Extracted text:
Space Time Mind

Philosophy, Science, and a Bunch of Other Stuff

SpaceTimeMind is a podcast by Pete Mandik (William Paterson University; Philosophy and Psychology) who talks with his guests about philosophy, science, and a whole bunch of other stuff.

Bigger Than Infinity

"Give a man a fish, feed him for a day. Teach a man Cantor's Diagonal Proof, blow his mind out of his asshole. Now you don't have to feed him." --Philosophy Bro

Richard Brown mentions Cantor's Diagonal Proof towards the end of Episode 3 of the SpaceTimeMind podcast. This may perhaps be one of those things that are a bit hard to follow in a strictly audio format. Here's my own take on the proof. It's excerpted from "Welcome To Infinity," a short paper I wrote in 2012 for students in my class on the philosophy of science. The proof comes in the paper's final section, called "There's more!"

Read it, and we won't have to feed you.

An infinite set that has members that can be mapped one-to-one onto the natural numbers is a countable set. Georg Cantor proved the existence of infinite sets larger than this. Such sets are uncountable.  Cantor proved that there are more real numbers than integers.

If for each of the natural numbers we had a row upon which we wrote the infinite decimal expansion of a real number, then we could discover a number that is not on any of those rows by taking the diagonal (the number whose first digit is the first digit of the first row, second digit is the second digit of the second row, and so on) and changing each of the diagonal’s digits. The resultant changed diagonal is guaranteed not to have been anywhere in the original list since any number on the original list would differ from the changed diagonal at the digit where that number’s row intersected the diagonal.

Problems and tasks:
a – In the post on Cantor's Diagonal Proof, what is the name of the paper's final section, where the proof appears?
b – Extend the post on Cantor's Diagonal Proof with new writing that picks up after its last sentence.
The material has no role in this work.

Source material:
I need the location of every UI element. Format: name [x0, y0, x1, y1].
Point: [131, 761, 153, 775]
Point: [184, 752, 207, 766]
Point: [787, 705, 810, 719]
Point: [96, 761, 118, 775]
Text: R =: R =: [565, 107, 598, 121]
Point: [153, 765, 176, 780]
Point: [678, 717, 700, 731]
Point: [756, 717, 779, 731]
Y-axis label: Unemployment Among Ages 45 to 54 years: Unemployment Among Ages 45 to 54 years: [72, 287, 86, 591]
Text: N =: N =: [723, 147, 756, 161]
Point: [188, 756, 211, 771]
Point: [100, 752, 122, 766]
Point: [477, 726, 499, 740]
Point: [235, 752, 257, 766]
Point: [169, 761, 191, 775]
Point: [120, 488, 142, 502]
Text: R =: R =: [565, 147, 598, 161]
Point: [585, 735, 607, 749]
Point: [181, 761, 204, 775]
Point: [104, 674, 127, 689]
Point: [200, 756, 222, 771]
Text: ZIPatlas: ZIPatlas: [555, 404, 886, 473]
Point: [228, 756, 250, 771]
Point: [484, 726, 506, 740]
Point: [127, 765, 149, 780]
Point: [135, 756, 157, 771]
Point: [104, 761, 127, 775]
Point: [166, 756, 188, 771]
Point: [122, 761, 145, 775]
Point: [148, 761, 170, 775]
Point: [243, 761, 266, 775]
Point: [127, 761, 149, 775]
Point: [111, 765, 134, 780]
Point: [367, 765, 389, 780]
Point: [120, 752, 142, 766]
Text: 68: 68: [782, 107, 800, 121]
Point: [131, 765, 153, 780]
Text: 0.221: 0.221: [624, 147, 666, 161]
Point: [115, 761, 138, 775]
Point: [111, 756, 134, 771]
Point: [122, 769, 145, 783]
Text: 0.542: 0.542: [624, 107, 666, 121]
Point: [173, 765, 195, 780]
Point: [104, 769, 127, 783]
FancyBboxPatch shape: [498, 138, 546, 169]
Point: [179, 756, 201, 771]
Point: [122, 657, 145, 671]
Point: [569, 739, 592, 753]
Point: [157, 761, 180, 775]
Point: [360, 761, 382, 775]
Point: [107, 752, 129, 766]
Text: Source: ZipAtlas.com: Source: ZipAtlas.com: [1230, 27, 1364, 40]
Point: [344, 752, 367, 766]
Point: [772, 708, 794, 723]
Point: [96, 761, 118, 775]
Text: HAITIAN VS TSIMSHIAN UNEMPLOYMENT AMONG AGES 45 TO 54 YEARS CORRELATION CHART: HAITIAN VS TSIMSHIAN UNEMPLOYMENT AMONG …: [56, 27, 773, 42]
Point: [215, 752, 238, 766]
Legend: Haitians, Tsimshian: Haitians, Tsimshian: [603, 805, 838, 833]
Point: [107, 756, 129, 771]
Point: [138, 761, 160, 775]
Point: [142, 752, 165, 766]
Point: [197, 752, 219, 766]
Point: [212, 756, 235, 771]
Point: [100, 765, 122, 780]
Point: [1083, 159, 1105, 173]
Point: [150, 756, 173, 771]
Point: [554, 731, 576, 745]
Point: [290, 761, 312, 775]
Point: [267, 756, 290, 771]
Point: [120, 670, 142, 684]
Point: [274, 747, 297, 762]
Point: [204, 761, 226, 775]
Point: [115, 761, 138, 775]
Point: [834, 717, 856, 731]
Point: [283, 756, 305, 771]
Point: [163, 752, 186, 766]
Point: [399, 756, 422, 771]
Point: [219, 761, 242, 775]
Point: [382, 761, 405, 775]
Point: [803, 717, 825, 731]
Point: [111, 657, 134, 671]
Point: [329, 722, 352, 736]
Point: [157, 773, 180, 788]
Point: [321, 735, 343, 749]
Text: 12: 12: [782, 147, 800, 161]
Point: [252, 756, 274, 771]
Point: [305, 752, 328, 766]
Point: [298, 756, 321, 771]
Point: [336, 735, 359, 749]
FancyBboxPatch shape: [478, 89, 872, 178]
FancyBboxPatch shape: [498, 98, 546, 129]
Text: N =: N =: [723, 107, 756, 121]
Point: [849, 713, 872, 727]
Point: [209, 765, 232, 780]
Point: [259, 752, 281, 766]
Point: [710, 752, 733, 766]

Answers for this exercise:
a – The final section is called "There's more!"

b –
In the following example the digits in bold italic form the diagonal.

Row 0: 0.1234567…

Row 1: 0.2468101…

Row 2: 0.481632…

Row 3: 0.5101520…

Row 4: 0.98989898…

Row 5: 0.75757575…

Thus the diagonal number is 0.28087…The changed diagonal is a number that differs from Row 0 in having a different 1st digit, differs from Row 1 in having a different 2nd digit, differs from Row 2 in having a different 3rd digit, and so on. The changed diagonal will differ from every number on a Row by one digit.  Thus, the changed diagonal will not itself be one of the Row numbers. Thus the changed diagonal will not be mapped onto one of the natural numbers. AND... there thus exists at least one more real number (the changed diagonal) than there are natural numbers. Ta da!